■ PROBLEM REQUIREMENTS:
Do any lines in the data below contain "screenshot"? If so, copy every one of them.

■ DATASET EXTRACT:
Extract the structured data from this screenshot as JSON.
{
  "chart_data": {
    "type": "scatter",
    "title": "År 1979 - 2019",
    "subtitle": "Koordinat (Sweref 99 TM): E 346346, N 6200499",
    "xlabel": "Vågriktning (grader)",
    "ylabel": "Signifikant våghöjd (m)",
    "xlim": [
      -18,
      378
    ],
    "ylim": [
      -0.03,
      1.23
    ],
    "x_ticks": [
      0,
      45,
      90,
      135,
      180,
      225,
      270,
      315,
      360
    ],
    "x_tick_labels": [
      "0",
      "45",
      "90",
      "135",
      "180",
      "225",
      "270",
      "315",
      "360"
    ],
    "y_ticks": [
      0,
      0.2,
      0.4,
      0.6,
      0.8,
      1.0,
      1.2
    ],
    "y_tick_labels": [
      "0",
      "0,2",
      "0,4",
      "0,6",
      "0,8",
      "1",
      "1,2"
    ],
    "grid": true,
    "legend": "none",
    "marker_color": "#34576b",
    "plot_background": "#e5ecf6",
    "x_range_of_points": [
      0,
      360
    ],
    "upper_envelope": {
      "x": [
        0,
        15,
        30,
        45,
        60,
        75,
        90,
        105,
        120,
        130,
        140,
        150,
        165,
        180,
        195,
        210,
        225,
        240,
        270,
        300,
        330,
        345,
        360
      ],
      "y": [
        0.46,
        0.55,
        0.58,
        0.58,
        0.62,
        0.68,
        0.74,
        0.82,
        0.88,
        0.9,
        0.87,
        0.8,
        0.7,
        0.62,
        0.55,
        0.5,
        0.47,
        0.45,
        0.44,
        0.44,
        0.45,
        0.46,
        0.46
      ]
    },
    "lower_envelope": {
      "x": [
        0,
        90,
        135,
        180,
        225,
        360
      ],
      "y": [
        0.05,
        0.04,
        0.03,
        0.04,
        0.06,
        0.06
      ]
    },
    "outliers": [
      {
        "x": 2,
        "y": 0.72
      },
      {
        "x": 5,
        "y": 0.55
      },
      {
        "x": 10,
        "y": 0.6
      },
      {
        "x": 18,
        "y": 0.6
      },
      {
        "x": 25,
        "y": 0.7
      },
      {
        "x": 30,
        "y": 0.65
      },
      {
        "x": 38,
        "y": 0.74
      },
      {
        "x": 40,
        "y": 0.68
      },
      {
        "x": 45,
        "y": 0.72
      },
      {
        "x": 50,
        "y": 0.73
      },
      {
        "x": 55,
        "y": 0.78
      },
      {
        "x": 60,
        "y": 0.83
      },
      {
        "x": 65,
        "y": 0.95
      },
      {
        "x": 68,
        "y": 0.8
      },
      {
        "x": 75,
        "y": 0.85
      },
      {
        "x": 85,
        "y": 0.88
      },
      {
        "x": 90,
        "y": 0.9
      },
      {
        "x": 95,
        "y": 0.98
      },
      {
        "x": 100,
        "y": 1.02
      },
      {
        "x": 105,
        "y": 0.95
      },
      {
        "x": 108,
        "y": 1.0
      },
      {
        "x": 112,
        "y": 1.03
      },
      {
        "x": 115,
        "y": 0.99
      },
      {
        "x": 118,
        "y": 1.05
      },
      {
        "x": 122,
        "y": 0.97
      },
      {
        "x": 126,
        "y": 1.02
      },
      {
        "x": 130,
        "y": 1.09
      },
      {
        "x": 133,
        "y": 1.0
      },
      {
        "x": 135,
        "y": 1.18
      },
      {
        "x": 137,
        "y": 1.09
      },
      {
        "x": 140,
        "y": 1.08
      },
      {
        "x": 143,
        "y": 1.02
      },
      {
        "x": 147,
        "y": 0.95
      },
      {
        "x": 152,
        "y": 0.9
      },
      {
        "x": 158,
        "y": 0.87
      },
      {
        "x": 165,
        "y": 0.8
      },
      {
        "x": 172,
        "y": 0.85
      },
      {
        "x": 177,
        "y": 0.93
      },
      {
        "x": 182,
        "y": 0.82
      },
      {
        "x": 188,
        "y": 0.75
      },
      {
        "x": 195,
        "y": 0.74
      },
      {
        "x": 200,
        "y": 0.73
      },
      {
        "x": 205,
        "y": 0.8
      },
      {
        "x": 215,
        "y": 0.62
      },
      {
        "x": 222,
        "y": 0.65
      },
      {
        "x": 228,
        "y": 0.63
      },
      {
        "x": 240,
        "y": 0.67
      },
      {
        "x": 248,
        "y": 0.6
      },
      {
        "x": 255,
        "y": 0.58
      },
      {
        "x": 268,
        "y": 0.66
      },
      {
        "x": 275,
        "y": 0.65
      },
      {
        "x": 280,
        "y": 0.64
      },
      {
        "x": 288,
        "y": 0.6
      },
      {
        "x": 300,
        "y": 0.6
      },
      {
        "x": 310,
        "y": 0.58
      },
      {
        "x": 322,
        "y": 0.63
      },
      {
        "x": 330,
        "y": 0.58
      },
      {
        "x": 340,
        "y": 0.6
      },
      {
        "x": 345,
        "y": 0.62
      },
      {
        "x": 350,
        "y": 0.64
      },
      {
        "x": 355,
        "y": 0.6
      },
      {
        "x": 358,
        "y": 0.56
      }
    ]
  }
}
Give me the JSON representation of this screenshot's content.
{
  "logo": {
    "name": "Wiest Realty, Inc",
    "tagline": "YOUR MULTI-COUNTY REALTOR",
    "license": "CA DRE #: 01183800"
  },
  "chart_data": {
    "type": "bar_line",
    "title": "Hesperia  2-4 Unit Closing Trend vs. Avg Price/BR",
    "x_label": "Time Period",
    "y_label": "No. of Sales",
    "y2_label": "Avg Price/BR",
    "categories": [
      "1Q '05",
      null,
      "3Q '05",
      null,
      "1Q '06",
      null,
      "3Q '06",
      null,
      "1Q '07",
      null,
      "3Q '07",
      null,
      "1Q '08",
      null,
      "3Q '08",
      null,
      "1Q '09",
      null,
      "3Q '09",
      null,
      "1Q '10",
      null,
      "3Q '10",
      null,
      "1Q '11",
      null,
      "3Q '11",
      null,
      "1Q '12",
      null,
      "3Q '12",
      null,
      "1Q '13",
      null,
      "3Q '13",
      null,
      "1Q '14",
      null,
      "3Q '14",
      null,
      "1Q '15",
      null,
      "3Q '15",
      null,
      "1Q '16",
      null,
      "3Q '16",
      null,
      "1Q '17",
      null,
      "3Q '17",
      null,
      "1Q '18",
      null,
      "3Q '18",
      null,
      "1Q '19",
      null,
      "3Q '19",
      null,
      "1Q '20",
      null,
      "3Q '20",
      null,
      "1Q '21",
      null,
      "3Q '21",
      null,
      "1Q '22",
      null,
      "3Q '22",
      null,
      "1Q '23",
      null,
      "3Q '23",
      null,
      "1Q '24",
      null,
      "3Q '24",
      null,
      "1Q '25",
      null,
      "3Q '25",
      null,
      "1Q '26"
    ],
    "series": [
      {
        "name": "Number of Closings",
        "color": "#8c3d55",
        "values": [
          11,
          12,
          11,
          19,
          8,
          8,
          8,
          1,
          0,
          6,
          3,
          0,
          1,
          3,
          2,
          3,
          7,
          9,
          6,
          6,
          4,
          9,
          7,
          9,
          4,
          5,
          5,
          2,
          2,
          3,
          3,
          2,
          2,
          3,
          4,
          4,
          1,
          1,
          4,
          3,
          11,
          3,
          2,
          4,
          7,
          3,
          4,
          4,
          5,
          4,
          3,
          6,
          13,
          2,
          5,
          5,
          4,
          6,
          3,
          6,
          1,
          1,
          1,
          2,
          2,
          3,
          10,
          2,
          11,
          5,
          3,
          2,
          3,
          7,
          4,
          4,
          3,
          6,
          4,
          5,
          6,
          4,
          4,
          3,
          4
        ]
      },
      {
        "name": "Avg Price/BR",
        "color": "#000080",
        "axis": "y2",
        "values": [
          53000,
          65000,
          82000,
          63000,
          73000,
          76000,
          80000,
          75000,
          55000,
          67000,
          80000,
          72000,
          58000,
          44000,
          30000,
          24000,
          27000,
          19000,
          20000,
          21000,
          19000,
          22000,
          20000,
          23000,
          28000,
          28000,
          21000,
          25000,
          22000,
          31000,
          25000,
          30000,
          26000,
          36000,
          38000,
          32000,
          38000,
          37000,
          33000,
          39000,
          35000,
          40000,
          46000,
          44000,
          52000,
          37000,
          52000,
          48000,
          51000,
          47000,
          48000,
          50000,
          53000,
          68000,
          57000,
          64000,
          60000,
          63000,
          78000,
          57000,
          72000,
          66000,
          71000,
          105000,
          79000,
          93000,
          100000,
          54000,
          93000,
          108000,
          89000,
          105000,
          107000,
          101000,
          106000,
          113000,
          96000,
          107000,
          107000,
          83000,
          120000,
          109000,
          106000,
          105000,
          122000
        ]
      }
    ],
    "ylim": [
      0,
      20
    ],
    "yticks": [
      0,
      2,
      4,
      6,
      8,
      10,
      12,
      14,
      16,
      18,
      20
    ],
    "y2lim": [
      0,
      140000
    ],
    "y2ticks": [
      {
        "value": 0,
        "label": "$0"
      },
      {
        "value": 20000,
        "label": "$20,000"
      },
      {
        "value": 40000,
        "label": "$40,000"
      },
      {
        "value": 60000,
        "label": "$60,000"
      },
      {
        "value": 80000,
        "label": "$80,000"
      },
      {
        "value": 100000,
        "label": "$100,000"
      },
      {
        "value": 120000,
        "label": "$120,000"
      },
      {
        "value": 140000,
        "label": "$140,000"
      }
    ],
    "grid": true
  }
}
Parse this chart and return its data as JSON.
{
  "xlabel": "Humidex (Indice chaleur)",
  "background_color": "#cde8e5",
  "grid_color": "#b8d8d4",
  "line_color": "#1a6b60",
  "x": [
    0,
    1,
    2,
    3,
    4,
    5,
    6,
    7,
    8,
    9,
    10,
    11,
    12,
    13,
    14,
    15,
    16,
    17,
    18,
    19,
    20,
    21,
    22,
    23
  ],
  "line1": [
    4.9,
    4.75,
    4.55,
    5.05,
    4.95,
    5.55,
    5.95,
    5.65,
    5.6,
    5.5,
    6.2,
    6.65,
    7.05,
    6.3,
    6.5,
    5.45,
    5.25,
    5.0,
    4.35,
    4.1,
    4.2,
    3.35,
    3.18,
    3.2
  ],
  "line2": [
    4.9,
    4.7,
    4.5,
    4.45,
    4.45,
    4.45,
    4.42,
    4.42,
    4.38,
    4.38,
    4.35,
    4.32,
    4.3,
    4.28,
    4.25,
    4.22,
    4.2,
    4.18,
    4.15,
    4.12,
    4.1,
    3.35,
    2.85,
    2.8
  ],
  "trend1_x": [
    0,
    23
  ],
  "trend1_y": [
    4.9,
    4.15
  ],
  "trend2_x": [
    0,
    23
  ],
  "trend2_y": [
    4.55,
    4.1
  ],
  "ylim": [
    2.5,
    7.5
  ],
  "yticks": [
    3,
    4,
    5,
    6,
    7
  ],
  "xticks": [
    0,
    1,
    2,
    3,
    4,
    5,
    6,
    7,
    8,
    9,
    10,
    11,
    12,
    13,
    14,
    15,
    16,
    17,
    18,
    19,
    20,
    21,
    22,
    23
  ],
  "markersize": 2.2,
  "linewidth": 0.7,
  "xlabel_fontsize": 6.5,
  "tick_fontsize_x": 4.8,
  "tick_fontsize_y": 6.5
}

■ WORKED ANSWER:
Extract the structured data from this screenshot as JSON.
Give me the JSON representation of this screenshot's content.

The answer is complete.